### Aim of the task:
Output all of the entries exactly as written.

(Saved data entries)
------------------------------
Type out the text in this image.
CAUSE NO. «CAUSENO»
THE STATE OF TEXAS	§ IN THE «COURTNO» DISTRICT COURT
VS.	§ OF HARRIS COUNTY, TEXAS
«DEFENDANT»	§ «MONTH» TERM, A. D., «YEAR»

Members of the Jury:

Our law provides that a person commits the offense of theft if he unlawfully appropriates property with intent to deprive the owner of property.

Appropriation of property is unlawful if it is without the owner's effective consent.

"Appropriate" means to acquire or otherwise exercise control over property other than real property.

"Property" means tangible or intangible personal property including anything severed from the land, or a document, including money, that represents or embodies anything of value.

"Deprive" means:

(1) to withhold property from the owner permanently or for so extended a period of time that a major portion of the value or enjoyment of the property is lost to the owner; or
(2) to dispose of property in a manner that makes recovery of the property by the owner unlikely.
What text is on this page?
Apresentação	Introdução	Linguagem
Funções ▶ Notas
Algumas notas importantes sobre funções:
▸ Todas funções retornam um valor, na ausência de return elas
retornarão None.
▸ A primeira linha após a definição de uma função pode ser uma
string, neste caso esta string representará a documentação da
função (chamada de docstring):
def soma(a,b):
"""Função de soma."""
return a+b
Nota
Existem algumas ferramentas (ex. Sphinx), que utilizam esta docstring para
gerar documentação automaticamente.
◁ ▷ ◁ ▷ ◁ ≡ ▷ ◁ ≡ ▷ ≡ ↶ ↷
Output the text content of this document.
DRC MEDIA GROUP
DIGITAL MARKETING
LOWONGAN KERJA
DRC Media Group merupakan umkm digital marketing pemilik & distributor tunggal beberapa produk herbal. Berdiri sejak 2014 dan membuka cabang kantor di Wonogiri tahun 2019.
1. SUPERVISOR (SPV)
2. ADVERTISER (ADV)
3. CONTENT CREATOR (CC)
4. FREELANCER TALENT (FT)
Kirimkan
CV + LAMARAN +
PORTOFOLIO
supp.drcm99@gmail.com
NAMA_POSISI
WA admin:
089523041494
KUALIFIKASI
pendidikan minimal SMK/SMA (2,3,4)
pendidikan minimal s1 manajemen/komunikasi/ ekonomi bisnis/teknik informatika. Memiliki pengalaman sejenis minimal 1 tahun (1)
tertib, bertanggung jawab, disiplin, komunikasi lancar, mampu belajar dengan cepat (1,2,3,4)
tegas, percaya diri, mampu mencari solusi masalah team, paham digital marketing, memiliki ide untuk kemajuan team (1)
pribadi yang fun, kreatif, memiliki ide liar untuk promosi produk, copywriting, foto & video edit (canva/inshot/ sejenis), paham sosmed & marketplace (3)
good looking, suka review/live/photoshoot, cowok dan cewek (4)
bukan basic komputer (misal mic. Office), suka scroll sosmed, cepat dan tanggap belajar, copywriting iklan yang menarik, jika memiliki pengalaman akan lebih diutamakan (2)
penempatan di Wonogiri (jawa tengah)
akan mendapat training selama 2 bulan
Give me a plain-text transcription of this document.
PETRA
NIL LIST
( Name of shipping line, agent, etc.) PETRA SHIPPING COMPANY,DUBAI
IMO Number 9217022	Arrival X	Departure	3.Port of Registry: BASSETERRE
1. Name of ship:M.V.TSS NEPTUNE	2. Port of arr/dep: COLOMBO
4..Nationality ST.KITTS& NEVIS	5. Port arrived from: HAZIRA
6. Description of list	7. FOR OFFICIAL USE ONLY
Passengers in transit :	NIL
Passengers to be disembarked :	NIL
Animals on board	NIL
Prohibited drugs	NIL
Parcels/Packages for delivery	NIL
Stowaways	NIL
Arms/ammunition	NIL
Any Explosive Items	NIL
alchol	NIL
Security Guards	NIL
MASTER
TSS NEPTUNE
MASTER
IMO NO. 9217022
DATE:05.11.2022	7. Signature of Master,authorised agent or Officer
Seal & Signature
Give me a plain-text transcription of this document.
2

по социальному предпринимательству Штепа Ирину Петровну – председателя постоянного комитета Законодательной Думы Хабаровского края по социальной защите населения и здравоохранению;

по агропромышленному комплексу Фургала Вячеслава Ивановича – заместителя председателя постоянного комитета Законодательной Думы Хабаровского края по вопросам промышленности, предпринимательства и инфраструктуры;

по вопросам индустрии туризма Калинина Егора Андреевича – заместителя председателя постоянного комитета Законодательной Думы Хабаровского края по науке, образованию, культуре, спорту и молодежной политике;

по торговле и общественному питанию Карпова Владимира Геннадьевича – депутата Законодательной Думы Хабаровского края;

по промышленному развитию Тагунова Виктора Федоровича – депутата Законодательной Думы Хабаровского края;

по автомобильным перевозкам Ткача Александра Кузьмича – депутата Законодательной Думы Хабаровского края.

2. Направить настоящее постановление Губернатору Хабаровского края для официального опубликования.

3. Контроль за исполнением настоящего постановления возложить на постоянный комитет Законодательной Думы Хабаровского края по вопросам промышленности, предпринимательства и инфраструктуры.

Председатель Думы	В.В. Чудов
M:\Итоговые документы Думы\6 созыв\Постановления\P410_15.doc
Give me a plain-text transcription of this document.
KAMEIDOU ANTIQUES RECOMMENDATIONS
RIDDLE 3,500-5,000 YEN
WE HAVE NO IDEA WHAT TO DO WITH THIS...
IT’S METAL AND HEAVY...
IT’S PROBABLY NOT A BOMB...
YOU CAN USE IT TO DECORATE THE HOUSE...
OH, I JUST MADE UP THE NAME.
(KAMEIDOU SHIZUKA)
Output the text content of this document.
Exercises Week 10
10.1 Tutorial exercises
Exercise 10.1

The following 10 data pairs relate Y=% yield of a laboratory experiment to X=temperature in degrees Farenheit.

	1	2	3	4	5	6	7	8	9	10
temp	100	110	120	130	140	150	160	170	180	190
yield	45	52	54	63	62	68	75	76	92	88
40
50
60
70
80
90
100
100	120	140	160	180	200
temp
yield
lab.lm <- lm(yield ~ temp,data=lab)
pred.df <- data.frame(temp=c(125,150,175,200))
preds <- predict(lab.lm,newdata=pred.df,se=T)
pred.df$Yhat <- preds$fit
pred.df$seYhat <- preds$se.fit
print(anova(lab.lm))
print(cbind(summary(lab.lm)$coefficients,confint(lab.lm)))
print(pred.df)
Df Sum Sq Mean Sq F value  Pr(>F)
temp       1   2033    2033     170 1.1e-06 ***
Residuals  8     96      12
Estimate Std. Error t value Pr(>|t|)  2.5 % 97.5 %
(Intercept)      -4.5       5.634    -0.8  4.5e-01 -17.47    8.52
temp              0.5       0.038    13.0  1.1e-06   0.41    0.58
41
------------------------------
### Right answer:
Type out the text in this image.
CAUSE NO. «CAUSENO»
THE STATE OF TEXAS	§ IN THE «COURTNO» DISTRICT COURT
VS.	§ OF HARRIS COUNTY, TEXAS
«DEFENDANT»	§ «MONTH» TERM, A. D., «YEAR»

Members of the Jury:

Our law provides that a person commits the offense of theft if he unlawfully appropriates property with intent to deprive the owner of property.

Appropriation of property is unlawful if it is without the owner's effective consent.

"Appropriate" means to acquire or otherwise exercise control over property other than real property.

"Property" means tangible or intangible personal property including anything severed from the land, or a document, including money, that represents or embodies anything of value.

"Deprive" means:

(1) to withhold property from the owner permanently or for so extended a period of time that a major portion of the value or enjoyment of the property is lost to the owner; or
(2) to dispose of property in a manner that makes recovery of the property by the owner unlikely.
What text is on this page?
Apresentação	Introdução	Linguagem
Funções ▶ Notas
Algumas notas importantes sobre funções:
▸ Todas funções retornam um valor, na ausência de return elas
retornarão None.
▸ A primeira linha após a definição de uma função pode ser uma
string, neste caso esta string representará a documentação da
função (chamada de docstring):
def soma(a,b):
"""Função de soma."""
return a+b
Nota
Existem algumas ferramentas (ex. Sphinx), que utilizam esta docstring para
gerar documentação automaticamente.
◁ ▷ ◁ ▷ ◁ ≡ ▷ ◁ ≡ ▷ ≡ ↶ ↷
Output the text content of this document.
DRC MEDIA GROUP
DIGITAL MARKETING
LOWONGAN KERJA
DRC Media Group merupakan umkm digital marketing pemilik & distributor tunggal beberapa produk herbal. Berdiri sejak 2014 dan membuka cabang kantor di Wonogiri tahun 2019.
1. SUPERVISOR (SPV)
2. ADVERTISER (ADV)
3. CONTENT CREATOR (CC)
4. FREELANCER TALENT (FT)
Kirimkan
CV + LAMARAN +
PORTOFOLIO
supp.drcm99@gmail.com
NAMA_POSISI
WA admin:
089523041494
KUALIFIKASI
pendidikan minimal SMK/SMA (2,3,4)
pendidikan minimal s1 manajemen/komunikasi/ ekonomi bisnis/teknik informatika. Memiliki pengalaman sejenis minimal 1 tahun (1)
tertib, bertanggung jawab, disiplin, komunikasi lancar, mampu belajar dengan cepat (1,2,3,4)
tegas, percaya diri, mampu mencari solusi masalah team, paham digital marketing, memiliki ide untuk kemajuan team (1)
pribadi yang fun, kreatif, memiliki ide liar untuk promosi produk, copywriting, foto & video edit (canva/inshot/ sejenis), paham sosmed & marketplace (3)
good looking, suka review/live/photoshoot, cowok dan cewek (4)
bukan basic komputer (misal mic. Office), suka scroll sosmed, cepat dan tanggap belajar, copywriting iklan yang menarik, jika memiliki pengalaman akan lebih diutamakan (2)
penempatan di Wonogiri (jawa tengah)
akan mendapat training selama 2 bulan
Give me a plain-text transcription of this document.
PETRA
NIL LIST
( Name of shipping line, agent, etc.) PETRA SHIPPING COMPANY,DUBAI
IMO Number 9217022	Arrival X	Departure	3.Port of Registry: BASSETERRE
1. Name of ship:M.V.TSS NEPTUNE	2. Port of arr/dep: COLOMBO
4..Nationality ST.KITTS& NEVIS	5. Port arrived from: HAZIRA
6. Description of list	7. FOR OFFICIAL USE ONLY
Passengers in transit :	NIL
Passengers to be disembarked :	NIL
Animals on board	NIL
Prohibited drugs	NIL
Parcels/Packages for delivery	NIL
Stowaways	NIL
Arms/ammunition	NIL
Any Explosive Items	NIL
alchol	NIL
Security Guards	NIL
MASTER
TSS NEPTUNE
MASTER
IMO NO. 9217022
DATE:05.11.2022	7. Signature of Master,authorised agent or Officer
Seal & Signature
Give me a plain-text transcription of this document.
2

по социальному предпринимательству Штепа Ирину Петровну – председателя постоянного комитета Законодательной Думы Хабаровского края по социальной защите населения и здравоохранению;

по агропромышленному комплексу Фургала Вячеслава Ивановича – заместителя председателя постоянного комитета Законодательной Думы Хабаровского края по вопросам промышленности, предпринимательства и инфраструктуры;

по вопросам индустрии туризма Калинина Егора Андреевича – заместителя председателя постоянного комитета Законодательной Думы Хабаровского края по науке, образованию, культуре, спорту и молодежной политике;

по торговле и общественному питанию Карпова Владимира Геннадьевича – депутата Законодательной Думы Хабаровского края;

по промышленному развитию Тагунова Виктора Федоровича – депутата Законодательной Думы Хабаровского края;

по автомобильным перевозкам Ткача Александра Кузьмича – депутата Законодательной Думы Хабаровского края.

2. Направить настоящее постановление Губернатору Хабаровского края для официального опубликования.

3. Контроль за исполнением настоящего постановления возложить на постоянный комитет Законодательной Думы Хабаровского края по вопросам промышленности, предпринимательства и инфраструктуры.

Председатель Думы	В.В. Чудов
M:\Итоговые документы Думы\6 созыв\Постановления\P410_15.doc
Give me a plain-text transcription of this document.
KAMEIDOU ANTIQUES RECOMMENDATIONS
RIDDLE 3,500-5,000 YEN
WE HAVE NO IDEA WHAT TO DO WITH THIS...
IT’S METAL AND HEAVY...
IT’S PROBABLY NOT A BOMB...
YOU CAN USE IT TO DECORATE THE HOUSE...
OH, I JUST MADE UP THE NAME.
(KAMEIDOU SHIZUKA)
Output the text content of this document.
Exercises Week 10
10.1 Tutorial exercises
Exercise 10.1

The following 10 data pairs relate Y=% yield of a laboratory experiment to X=temperature in degrees Farenheit.

	1	2	3	4	5	6	7	8	9	10
temp	100	110	120	130	140	150	160	170	180	190
yield	45	52	54	63	62	68	75	76	92	88
40
50
60
70
80
90
100
100	120	140	160	180	200
temp
yield
lab.lm <- lm(yield ~ temp,data=lab)
pred.df <- data.frame(temp=c(125,150,175,200))
preds <- predict(lab.lm,newdata=pred.df,se=T)
pred.df$Yhat <- preds$fit
pred.df$seYhat <- preds$se.fit
print(anova(lab.lm))
print(cbind(summary(lab.lm)$coefficients,confint(lab.lm)))
print(pred.df)
Df Sum Sq Mean Sq F value  Pr(>F)
temp       1   2033    2033     170 1.1e-06 ***
Residuals  8     96      12
Estimate Std. Error t value Pr(>|t|)  2.5 % 97.5 %
(Intercept)      -4.5       5.634    -0.8  4.5e-01 -17.47    8.52
temp              0.5       0.038    13.0  1.1e-06   0.41    0.58
41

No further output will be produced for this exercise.